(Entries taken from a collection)
--

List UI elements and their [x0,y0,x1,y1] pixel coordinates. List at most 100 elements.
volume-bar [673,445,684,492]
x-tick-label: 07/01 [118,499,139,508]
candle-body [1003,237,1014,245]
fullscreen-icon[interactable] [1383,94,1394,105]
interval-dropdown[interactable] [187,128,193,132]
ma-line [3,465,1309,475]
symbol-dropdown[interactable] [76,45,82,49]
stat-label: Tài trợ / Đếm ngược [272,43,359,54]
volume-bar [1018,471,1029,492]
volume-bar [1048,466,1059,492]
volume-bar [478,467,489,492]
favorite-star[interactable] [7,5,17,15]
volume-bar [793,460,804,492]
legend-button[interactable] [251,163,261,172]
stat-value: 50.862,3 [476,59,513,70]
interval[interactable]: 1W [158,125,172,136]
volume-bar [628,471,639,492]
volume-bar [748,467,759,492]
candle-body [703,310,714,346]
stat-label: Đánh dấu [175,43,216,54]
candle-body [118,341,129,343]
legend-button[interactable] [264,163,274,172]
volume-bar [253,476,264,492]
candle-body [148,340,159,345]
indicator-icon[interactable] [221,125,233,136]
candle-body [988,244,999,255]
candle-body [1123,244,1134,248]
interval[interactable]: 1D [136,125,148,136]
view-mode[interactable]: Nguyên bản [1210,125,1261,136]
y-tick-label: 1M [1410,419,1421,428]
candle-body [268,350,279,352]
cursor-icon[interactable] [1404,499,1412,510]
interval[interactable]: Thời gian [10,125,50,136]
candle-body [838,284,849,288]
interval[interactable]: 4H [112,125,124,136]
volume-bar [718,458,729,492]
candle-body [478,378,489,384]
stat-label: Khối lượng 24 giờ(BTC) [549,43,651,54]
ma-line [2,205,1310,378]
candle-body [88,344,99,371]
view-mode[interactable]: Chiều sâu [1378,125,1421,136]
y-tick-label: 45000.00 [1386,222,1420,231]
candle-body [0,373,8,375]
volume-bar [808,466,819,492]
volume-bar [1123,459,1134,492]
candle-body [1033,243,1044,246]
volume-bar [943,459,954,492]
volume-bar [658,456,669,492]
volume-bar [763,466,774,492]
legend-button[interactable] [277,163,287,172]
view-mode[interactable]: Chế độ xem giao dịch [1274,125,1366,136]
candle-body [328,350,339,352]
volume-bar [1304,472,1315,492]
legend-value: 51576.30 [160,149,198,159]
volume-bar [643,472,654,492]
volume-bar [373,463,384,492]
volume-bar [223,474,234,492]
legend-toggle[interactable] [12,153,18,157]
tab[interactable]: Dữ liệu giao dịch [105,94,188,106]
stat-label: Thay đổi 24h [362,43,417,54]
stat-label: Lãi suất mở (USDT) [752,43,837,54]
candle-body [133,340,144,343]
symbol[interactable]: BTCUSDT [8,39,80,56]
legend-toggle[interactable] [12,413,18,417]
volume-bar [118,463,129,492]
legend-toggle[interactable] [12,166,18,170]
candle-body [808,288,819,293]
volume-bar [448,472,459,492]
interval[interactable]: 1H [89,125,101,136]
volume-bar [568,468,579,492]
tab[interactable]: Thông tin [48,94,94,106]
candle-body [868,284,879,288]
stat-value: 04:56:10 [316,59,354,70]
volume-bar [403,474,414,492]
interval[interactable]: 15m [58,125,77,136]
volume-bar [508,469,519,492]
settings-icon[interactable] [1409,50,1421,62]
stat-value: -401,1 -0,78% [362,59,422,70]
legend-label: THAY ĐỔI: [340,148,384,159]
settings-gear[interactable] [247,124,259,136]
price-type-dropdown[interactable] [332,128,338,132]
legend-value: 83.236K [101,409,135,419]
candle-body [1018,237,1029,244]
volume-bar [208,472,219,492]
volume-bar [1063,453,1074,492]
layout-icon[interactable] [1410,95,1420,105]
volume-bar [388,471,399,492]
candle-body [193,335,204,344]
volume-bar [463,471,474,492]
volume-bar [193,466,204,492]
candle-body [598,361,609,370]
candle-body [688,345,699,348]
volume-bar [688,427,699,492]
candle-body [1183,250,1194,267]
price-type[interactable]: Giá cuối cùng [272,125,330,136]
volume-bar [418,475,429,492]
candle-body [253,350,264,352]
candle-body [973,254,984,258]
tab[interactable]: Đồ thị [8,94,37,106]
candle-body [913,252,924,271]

--

> EXERCISE TASK
Reproduce the lines running from the start of the list through the line containing "indicator-icon[interactable] [221,125,233,136]", with "volume-bar" switched to "vol-bar" and everything else kept the same. Return only those lines.

> RESULT BELOW
List UI elements and their [x0,y0,x1,y1] pixel coordinates. List at most 100 elements.
vol-bar [673,445,684,492]
x-tick-label: 07/01 [118,499,139,508]
candle-body [1003,237,1014,245]
fullscreen-icon[interactable] [1383,94,1394,105]
interval-dropdown[interactable] [187,128,193,132]
ma-line [3,465,1309,475]
symbol-dropdown[interactable] [76,45,82,49]
stat-label: Tài trợ / Đếm ngược [272,43,359,54]
vol-bar [1018,471,1029,492]
vol-bar [1048,466,1059,492]
vol-bar [478,467,489,492]
favorite-star[interactable] [7,5,17,15]
vol-bar [793,460,804,492]
legend-button[interactable] [251,163,261,172]
stat-value: 50.862,3 [476,59,513,70]
interval[interactable]: 1W [158,125,172,136]
vol-bar [628,471,639,492]
vol-bar [748,467,759,492]
candle-body [703,310,714,346]
stat-label: Đánh dấu [175,43,216,54]
candle-body [118,341,129,343]
legend-button[interactable] [264,163,274,172]
vol-bar [253,476,264,492]
candle-body [148,340,159,345]
indicator-icon[interactable] [221,125,233,136]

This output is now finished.